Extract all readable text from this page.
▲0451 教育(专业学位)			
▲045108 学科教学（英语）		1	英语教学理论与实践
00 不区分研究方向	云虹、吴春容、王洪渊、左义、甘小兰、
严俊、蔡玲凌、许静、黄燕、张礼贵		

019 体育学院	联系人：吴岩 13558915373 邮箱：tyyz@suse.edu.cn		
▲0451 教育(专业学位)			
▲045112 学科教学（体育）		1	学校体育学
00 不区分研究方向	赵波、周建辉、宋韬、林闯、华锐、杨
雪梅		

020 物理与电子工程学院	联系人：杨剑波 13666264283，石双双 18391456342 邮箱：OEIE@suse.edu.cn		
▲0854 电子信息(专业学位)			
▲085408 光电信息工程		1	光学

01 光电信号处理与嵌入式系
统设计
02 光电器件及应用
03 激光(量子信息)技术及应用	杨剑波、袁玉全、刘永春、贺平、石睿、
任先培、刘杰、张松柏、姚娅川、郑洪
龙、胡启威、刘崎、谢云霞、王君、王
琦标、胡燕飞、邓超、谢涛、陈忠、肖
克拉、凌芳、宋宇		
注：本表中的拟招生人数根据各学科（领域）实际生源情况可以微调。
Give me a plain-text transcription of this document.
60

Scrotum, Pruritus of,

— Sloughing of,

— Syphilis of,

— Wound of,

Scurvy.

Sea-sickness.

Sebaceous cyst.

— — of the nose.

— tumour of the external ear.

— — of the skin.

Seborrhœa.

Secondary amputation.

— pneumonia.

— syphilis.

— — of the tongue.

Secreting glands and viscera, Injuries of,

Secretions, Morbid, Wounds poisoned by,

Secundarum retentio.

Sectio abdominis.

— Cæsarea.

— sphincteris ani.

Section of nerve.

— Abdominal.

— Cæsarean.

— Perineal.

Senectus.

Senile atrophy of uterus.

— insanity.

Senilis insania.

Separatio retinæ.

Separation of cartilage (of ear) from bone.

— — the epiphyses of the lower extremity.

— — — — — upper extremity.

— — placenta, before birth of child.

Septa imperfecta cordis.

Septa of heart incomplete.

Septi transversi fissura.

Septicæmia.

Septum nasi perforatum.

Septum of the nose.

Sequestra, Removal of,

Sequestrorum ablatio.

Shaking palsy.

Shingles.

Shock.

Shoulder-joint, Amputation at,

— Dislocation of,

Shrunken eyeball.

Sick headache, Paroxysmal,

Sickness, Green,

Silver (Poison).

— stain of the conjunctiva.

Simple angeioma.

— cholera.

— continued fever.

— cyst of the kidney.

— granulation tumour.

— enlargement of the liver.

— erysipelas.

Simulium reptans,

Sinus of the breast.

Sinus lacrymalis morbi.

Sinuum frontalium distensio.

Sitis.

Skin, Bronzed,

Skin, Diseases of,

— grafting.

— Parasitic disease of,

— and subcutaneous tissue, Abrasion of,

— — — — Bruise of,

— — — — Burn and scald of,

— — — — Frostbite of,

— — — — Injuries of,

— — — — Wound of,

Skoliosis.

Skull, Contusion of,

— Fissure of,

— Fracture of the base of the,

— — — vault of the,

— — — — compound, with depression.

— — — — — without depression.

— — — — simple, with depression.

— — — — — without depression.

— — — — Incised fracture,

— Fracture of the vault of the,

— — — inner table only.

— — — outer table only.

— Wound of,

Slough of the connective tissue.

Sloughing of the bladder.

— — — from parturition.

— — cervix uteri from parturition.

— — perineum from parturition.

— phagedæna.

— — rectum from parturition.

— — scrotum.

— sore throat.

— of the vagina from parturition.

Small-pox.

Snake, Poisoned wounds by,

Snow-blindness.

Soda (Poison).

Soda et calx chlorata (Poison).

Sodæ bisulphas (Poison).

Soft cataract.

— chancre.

....

## EXERCISE
Take the material above and return all of it exactly.

## THE ANSWER
Extract all readable text from this page.
▲0451 教育(专业学位)			
▲045108 学科教学（英语）		1	英语教学理论与实践
00 不区分研究方向	云虹、吴春容、王洪渊、左义、甘小兰、
严俊、蔡玲凌、许静、黄燕、张礼贵		

019 体育学院	联系人：吴岩 13558915373 邮箱：tyyz@suse.edu.cn		
▲0451 教育(专业学位)			
▲045112 学科教学（体育）		1	学校体育学
00 不区分研究方向	赵波、周建辉、宋韬、林闯、华锐、杨
雪梅		

020 物理与电子工程学院	联系人：杨剑波 13666264283，石双双 18391456342 邮箱：OEIE@suse.edu.cn		
▲0854 电子信息(专业学位)			
▲085408 光电信息工程		1	光学

01 光电信号处理与嵌入式系
统设计
02 光电器件及应用
03 激光(量子信息)技术及应用	杨剑波、袁玉全、刘永春、贺平、石睿、
任先培、刘杰、张松柏、姚娅川、郑洪
龙、胡启威、刘崎、谢云霞、王君、王
琦标、胡燕飞、邓超、谢涛、陈忠、肖
克拉、凌芳、宋宇		
注：本表中的拟招生人数根据各学科（领域）实际生源情况可以微调。
Give me a plain-text transcription of this document.
60

Scrotum, Pruritus of,

— Sloughing of,

— Syphilis of,

— Wound of,

Scurvy.

Sea-sickness.

Sebaceous cyst.

— — of the nose.

— tumour of the external ear.

— — of the skin.

Seborrhœa.

Secondary amputation.

— pneumonia.

— syphilis.

— — of the tongue.

Secreting glands and viscera, Injuries of,

Secretions, Morbid, Wounds poisoned by,

Secundarum retentio.

Sectio abdominis.

— Cæsarea.

— sphincteris ani.

Section of nerve.

— Abdominal.

— Cæsarean.

— Perineal.

Senectus.

Senile atrophy of uterus.

— insanity.

Senilis insania.

Separatio retinæ.

Separation of cartilage (of ear) from bone.

— — the epiphyses of the lower extremity.

— — — — — upper extremity.

— — placenta, before birth of child.

Septa imperfecta cordis.

Septa of heart incomplete.

Septi transversi fissura.

Septicæmia.

Septum nasi perforatum.

Septum of the nose.

Sequestra, Removal of,

Sequestrorum ablatio.

Shaking palsy.

Shingles.

Shock.

Shoulder-joint, Amputation at,

— Dislocation of,

Shrunken eyeball.

Sick headache, Paroxysmal,

Sickness, Green,

Silver (Poison).

— stain of the conjunctiva.

Simple angeioma.

— cholera.

— continued fever.

— cyst of the kidney.

— granulation tumour.

— enlargement of the liver.

— erysipelas.

Simulium reptans,

Sinus of the breast.

Sinus lacrymalis morbi.

Sinuum frontalium distensio.

Sitis.

Skin, Bronzed,

Skin, Diseases of,

— grafting.

— Parasitic disease of,

— and subcutaneous tissue, Abrasion of,

— — — — Bruise of,

— — — — Burn and scald of,

— — — — Frostbite of,

— — — — Injuries of,

— — — — Wound of,

Skoliosis.

Skull, Contusion of,

— Fissure of,

— Fracture of the base of the,

— — — vault of the,

— — — — compound, with depression.

— — — — — without depression.

— — — — simple, with depression.

— — — — — without depression.

— — — — Incised fracture,

— Fracture of the vault of the,

— — — inner table only.

— — — outer table only.

— Wound of,

Slough of the connective tissue.

Sloughing of the bladder.

— — — from parturition.

— — cervix uteri from parturition.

— — perineum from parturition.

— phagedæna.

— — rectum from parturition.

— — scrotum.

— sore throat.

— of the vagina from parturition.

Small-pox.

Snake, Poisoned wounds by,

Snow-blindness.

Soda (Poison).

Soda et calx chlorata (Poison).

Sodæ bisulphas (Poison).

Soft cataract.

— chancre.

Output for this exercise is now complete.